The Ashurbeyovs (Aşurbəyov) or Ashurbeylis (Aşurbəyli) are an Azerbaijani noble family, with an extensive history and bloodline.

==History==
The Ashurbeyov family originated from Ashur khan Afshar. Ashur khan was Nadir shah's relative, and due to this, he became governor of Tabriz, then vicar of Iranian Azerbaijan during the reign of Nadir shah. In 1743, he participated in suppression of Sam Mirza's rebellion, who posed himself as the descendant of the Safavids. Nadir shah presented lands in Absheron peninsula, including Sabunchu, Keshly and Zabrat to Ashur khan according to these merits. A lot of members of Ashur bey's family settled in these possessions.

### TO DO
1: Rewrite the Ashurbeyov family passage from "The Ashurbeyovs (Aşurbəyov)" to "in these possessions.", replacing "Nadir shah" with "Nader Shah".
2: Translate this sentence from the Ashurbeyov family text into Spanish: "The Ashurbeyov family originated from Ashur khan Afshar."
3: Write the next part of the history of the Ashurbeyov family, starting after its last sentence.
You can ignore the entries.

Entries from a data source:
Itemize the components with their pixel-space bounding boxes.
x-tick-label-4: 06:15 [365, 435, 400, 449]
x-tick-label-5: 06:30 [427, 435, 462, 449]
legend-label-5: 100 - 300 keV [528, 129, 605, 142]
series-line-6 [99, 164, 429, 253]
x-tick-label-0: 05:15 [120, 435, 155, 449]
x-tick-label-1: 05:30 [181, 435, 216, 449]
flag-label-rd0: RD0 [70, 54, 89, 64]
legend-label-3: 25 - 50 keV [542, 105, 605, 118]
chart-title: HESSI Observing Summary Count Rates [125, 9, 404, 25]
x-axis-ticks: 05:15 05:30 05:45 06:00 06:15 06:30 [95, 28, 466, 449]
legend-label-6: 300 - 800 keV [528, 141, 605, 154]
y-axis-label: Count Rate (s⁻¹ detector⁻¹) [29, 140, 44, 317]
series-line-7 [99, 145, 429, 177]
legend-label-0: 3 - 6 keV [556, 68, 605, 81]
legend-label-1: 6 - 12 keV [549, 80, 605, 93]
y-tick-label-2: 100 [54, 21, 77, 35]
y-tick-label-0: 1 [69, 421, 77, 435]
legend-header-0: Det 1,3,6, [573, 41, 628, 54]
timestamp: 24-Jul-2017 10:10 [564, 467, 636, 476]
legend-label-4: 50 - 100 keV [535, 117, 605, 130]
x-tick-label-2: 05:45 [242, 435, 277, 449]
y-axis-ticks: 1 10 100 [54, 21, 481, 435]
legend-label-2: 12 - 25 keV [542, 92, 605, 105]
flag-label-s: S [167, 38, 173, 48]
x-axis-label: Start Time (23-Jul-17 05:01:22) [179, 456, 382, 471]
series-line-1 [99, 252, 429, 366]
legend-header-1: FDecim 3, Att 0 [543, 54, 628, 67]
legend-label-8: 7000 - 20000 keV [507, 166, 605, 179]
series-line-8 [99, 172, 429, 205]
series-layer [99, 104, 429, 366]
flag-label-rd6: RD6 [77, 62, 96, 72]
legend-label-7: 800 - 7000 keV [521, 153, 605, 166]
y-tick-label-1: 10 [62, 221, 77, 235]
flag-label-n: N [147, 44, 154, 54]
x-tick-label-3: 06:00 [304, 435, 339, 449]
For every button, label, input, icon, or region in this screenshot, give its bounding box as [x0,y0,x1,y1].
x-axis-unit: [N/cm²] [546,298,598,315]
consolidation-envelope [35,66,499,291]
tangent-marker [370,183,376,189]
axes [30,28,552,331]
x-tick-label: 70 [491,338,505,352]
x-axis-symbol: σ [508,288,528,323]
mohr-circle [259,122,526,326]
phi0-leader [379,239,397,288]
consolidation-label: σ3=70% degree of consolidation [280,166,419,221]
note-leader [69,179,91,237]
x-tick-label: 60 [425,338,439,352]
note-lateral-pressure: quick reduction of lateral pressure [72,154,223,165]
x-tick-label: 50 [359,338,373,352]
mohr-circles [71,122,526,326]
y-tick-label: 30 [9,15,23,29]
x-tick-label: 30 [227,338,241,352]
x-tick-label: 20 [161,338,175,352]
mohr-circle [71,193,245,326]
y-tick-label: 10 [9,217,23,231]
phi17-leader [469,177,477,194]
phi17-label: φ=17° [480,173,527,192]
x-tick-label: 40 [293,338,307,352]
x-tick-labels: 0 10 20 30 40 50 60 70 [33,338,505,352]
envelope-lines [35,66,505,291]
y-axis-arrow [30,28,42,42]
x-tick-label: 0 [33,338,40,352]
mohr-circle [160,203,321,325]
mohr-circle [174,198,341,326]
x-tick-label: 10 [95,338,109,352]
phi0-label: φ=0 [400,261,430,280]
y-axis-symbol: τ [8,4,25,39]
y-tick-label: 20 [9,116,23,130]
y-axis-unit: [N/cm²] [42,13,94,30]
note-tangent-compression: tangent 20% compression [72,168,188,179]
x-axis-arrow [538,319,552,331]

### ANSWERS TO THIS EXERCISE
1:
The Ashurbeyovs (Aşurbəyov) or Ashurbeylis (Aşurbəyli) are an Azerbaijani noble family, with an extensive history and bloodline.

==History==
The Ashurbeyov family originated from Ashur khan Afshar. Ashur khan was Nader Shah's relative, and due to this, he became governor of Tabriz, then vicar of Iranian Azerbaijan during the reign of Nader Shah. In 1743, he participated in suppression of Sam Mirza's rebellion, who posed himself as the descendant of the Safavids. Nader Shah presented lands in Absheron peninsula, including Sabunchu, Keshly and Zabrat to Ashur khan according to these merits. A lot of members of Ashur bey's family settled in these possessions.

2: La familia Ashurbeyov tiene su origen en Ashur khan Afshar.

3:
Ashur khan had five sons: Abdulla bey, Haji Imamverdi bey, Danial bey, Aliyar bey and Allahverdi bey. Ashur bey-elder son of Haji Imamverdi bey possessed Sabunchu and Zabrat villages "on the rights of khan" at the last khan of Baku and at Russian administration. During the Russo-Persian War he supported the dethroned khan of Baku-Huseyngulu Khan, who came to Baku with shakh's army and besieged the city. After suffering defeat in the war the Persian army began to move back to South and Huseyngulu khan followed them and moved to South. The beys supporting the khan came to him and Ashur bey was also among them with his son Ahmed bey and some members of the family. Their property was allocated among his relatives. In 1873, "The Commission of Beys" confirmed the bey origin of this family in the following way: posterity of elder sons of Ashur khan Afshar-Haji Imamverdi bey and Allahverdi bey was recognized in hereditary bey dignity under the surname of the Ashurbeyovs. Further a lot of representatives of this family have Ashurbeyli or Ashurli surname. At the end of the 19th century, large oil fields were discovered in ancestral lands of the Ashurbeyovs, due to which the Ashurbeyovs became one of the richest families of pre-revolutionary Baku.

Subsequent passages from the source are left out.